(Dataset rows about figures)
--- START ---

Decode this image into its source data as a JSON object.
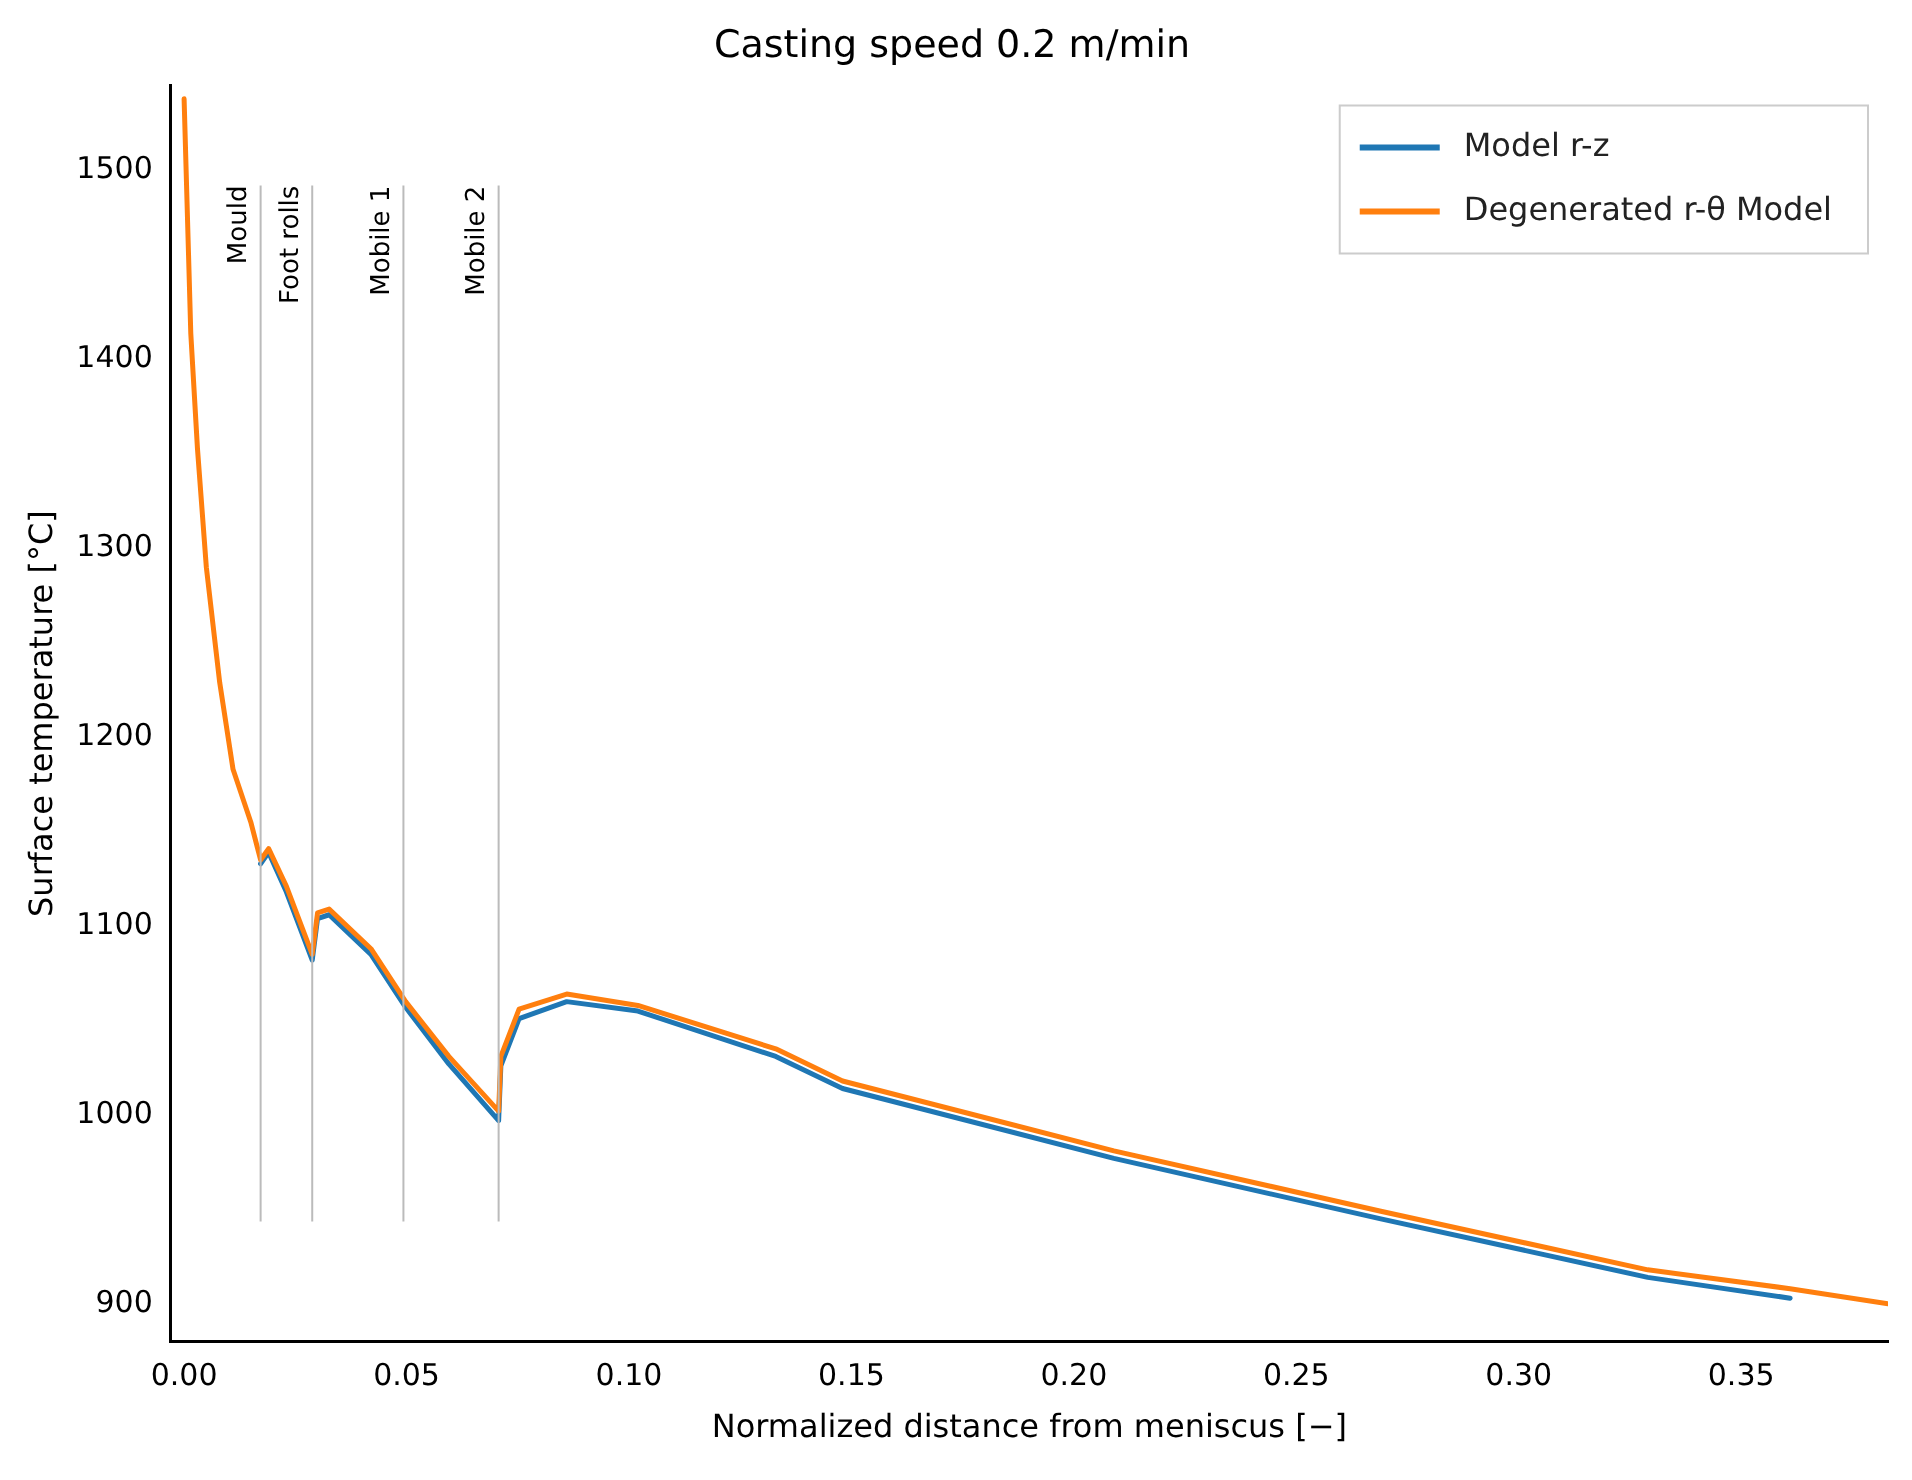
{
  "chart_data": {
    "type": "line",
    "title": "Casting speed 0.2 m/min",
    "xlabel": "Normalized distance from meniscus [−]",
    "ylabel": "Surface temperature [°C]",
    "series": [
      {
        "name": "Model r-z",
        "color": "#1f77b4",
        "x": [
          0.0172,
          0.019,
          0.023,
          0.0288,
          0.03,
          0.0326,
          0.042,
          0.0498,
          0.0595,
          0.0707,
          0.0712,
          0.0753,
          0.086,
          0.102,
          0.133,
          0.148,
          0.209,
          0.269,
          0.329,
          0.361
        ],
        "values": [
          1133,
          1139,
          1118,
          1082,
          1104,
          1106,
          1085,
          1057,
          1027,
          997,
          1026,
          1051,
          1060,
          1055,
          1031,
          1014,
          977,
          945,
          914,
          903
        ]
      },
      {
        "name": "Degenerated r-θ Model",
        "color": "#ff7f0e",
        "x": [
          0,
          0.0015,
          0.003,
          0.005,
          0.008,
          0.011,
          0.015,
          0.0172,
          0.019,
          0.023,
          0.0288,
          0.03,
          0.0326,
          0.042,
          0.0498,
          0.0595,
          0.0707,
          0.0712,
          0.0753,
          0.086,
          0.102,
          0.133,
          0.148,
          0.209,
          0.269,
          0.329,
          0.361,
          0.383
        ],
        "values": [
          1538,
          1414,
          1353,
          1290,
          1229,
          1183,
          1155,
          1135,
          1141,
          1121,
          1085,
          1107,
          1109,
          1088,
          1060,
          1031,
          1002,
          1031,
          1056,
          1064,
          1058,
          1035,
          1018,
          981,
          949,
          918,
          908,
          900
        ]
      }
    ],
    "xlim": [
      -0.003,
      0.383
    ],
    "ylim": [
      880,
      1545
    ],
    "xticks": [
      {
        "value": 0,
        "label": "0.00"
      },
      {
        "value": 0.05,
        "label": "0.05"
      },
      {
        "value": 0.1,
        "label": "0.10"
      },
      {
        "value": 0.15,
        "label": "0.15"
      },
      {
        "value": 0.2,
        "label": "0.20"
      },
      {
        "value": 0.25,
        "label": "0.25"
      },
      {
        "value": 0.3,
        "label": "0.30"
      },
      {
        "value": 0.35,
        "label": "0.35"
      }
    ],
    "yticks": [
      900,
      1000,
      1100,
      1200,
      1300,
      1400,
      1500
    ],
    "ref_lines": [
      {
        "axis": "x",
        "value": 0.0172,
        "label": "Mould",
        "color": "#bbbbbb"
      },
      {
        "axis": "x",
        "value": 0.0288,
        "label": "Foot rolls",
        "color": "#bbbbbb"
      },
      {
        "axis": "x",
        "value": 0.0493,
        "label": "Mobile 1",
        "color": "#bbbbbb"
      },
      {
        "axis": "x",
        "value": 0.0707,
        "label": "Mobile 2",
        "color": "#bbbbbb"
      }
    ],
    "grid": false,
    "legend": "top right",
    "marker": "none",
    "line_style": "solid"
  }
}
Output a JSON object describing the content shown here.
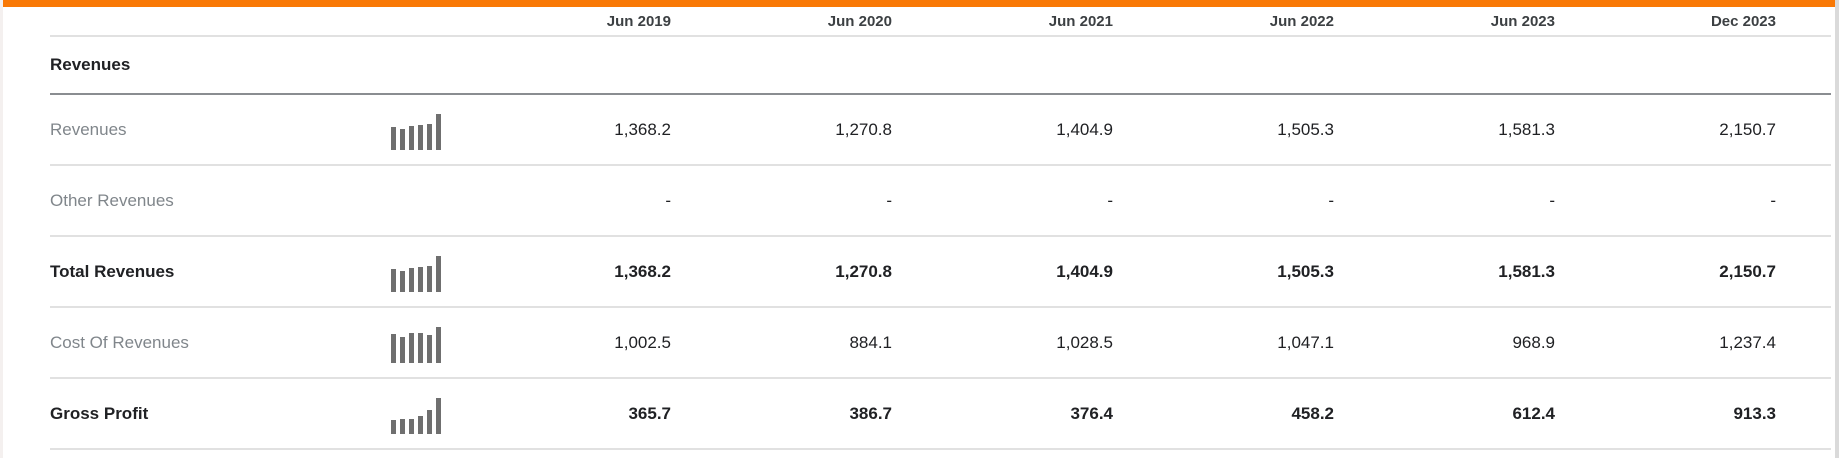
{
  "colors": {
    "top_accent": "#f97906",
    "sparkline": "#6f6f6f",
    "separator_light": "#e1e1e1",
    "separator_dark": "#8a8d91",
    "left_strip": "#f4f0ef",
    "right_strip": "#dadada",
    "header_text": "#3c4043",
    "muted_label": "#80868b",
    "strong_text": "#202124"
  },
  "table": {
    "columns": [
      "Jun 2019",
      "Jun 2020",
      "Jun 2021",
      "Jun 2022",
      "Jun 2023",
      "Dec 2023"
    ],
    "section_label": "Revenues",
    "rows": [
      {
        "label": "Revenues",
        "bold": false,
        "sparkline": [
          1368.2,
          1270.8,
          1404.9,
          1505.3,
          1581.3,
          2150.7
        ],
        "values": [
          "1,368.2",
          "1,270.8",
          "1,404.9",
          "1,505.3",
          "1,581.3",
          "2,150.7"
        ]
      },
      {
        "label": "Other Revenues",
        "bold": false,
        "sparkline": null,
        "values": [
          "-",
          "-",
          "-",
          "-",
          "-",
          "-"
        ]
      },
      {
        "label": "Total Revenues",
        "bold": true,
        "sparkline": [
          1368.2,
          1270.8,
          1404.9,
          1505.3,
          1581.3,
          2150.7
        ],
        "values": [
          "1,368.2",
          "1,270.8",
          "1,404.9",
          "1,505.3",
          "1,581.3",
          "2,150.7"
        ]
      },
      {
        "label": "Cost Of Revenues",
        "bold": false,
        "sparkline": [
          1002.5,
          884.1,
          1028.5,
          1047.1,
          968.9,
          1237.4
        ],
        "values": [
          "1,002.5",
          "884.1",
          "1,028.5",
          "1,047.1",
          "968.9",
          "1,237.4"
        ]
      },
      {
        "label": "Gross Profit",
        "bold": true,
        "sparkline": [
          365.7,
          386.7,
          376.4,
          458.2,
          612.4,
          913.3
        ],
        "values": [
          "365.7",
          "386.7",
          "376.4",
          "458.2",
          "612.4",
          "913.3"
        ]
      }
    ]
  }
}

--- END ---

# Directions for this task
Pictures are excluded; copy all other data exactly as shown.

# Expected output
Decode this image into its source data as a JSON object.
{
  "chart_data": {
    "type": "line",
    "title": "Casting speed 0.2 m/min",
    "xlabel": "Normalized distance from meniscus [−]",
    "ylabel": "Surface temperature [°C]",
    "series": [
      {
        "name": "Model r-z",
        "color": "#1f77b4",
        "x": [
          0.0172,
          0.019,
          0.023,
          0.0288,
          0.03,
          0.0326,
          0.042,
          0.0498,
          0.0595,
          0.0707,
          0.0712,
          0.0753,
          0.086,
          0.102,
          0.133,
          0.148,
          0.209,
          0.269,
          0.329,
          0.361
        ],
        "values": [
          1133,
          1139,
          1118,
          1082,
          1104,
          1106,
          1085,
          1057,
          1027,
          997,
          1026,
          1051,
          1060,
          1055,
          1031,
          1014,
          977,
          945,
          914,
          903
        ]
      },
      {
        "name": "Degenerated r-θ Model",
        "color": "#ff7f0e",
        "x": [
          0,
          0.0015,
          0.003,
          0.005,
          0.008,
          0.011,
          0.015,
          0.0172,
          0.019,
          0.023,
          0.0288,
          0.03,
          0.0326,
          0.042,
          0.0498,
          0.0595,
          0.0707,
          0.0712,
          0.0753,
          0.086,
          0.102,
          0.133,
          0.148,
          0.209,
          0.269,
          0.329,
          0.361,
          0.383
        ],
        "values": [
          1538,
          1414,
          1353,
          1290,
          1229,
          1183,
          1155,
          1135,
          1141,
          1121,
          1085,
          1107,
          1109,
          1088,
          1060,
          1031,
          1002,
          1031,
          1056,
          1064,
          1058,
          1035,
          1018,
          981,
          949,
          918,
          908,
          900
        ]
      }
    ],
    "xlim": [
      -0.003,
      0.383
    ],
    "ylim": [
      880,
      1545
    ],
    "xticks": [
      {
        "value": 0,
        "label": "0.00"
      },
      {
        "value": 0.05,
        "label": "0.05"
      },
      {
        "value": 0.1,
        "label": "0.10"
      },
      {
        "value": 0.15,
        "label": "0.15"
      },
      {
        "value": 0.2,
        "label": "0.20"
      },
      {
        "value": 0.25,
        "label": "0.25"
      },
      {
        "value": 0.3,
        "label": "0.30"
      },
      {
        "value": 0.35,
        "label": "0.35"
      }
    ],
    "yticks": [
      900,
      1000,
      1100,
      1200,
      1300,
      1400,
      1500
    ],
    "ref_lines": [
      {
        "axis": "x",
        "value": 0.0172,
        "label": "Mould",
        "color": "#bbbbbb"
      },
      {
        "axis": "x",
        "value": 0.0288,
        "label": "Foot rolls",
        "color": "#bbbbbb"
      },
      {
        "axis": "x",
        "value": 0.0493,
        "label": "Mobile 1",
        "color": "#bbbbbb"
      },
      {
        "axis": "x",
        "value": 0.0707,
        "label": "Mobile 2",
        "color": "#bbbbbb"
      }
    ],
    "grid": false,
    "legend": "top right",
    "marker": "none",
    "line_style": "solid"
  }
}
Output a JSON object describing the content shown here.
{
  "colors": {
    "top_accent": "#f97906",
    "sparkline": "#6f6f6f",
    "separator_light": "#e1e1e1",
    "separator_dark": "#8a8d91",
    "left_strip": "#f4f0ef",
    "right_strip": "#dadada",
    "header_text": "#3c4043",
    "muted_label": "#80868b",
    "strong_text": "#202124"
  },
  "table": {
    "columns": [
      "Jun 2019",
      "Jun 2020",
      "Jun 2021",
      "Jun 2022",
      "Jun 2023",
      "Dec 2023"
    ],
    "section_label": "Revenues",
    "rows": [
      {
        "label": "Revenues",
        "bold": false,
        "sparkline": [
          1368.2,
          1270.8,
          1404.9,
          1505.3,
          1581.3,
          2150.7
        ],
        "values": [
          "1,368.2",
          "1,270.8",
          "1,404.9",
          "1,505.3",
          "1,581.3",
          "2,150.7"
        ]
      },
      {
        "label": "Other Revenues",
        "bold": false,
        "sparkline": null,
        "values": [
          "-",
          "-",
          "-",
          "-",
          "-",
          "-"
        ]
      },
      {
        "label": "Total Revenues",
        "bold": true,
        "sparkline": [
          1368.2,
          1270.8,
          1404.9,
          1505.3,
          1581.3,
          2150.7
        ],
        "values": [
          "1,368.2",
          "1,270.8",
          "1,404.9",
          "1,505.3",
          "1,581.3",
          "2,150.7"
        ]
      },
      {
        "label": "Cost Of Revenues",
        "bold": false,
        "sparkline": [
          1002.5,
          884.1,
          1028.5,
          1047.1,
          968.9,
          1237.4
        ],
        "values": [
          "1,002.5",
          "884.1",
          "1,028.5",
          "1,047.1",
          "968.9",
          "1,237.4"
        ]
      },
      {
        "label": "Gross Profit",
        "bold": true,
        "sparkline": [
          365.7,
          386.7,
          376.4,
          458.2,
          612.4,
          913.3
        ],
        "values": [
          "365.7",
          "386.7",
          "376.4",
          "458.2",
          "612.4",
          "913.3"
        ]
      }
    ]
  }
}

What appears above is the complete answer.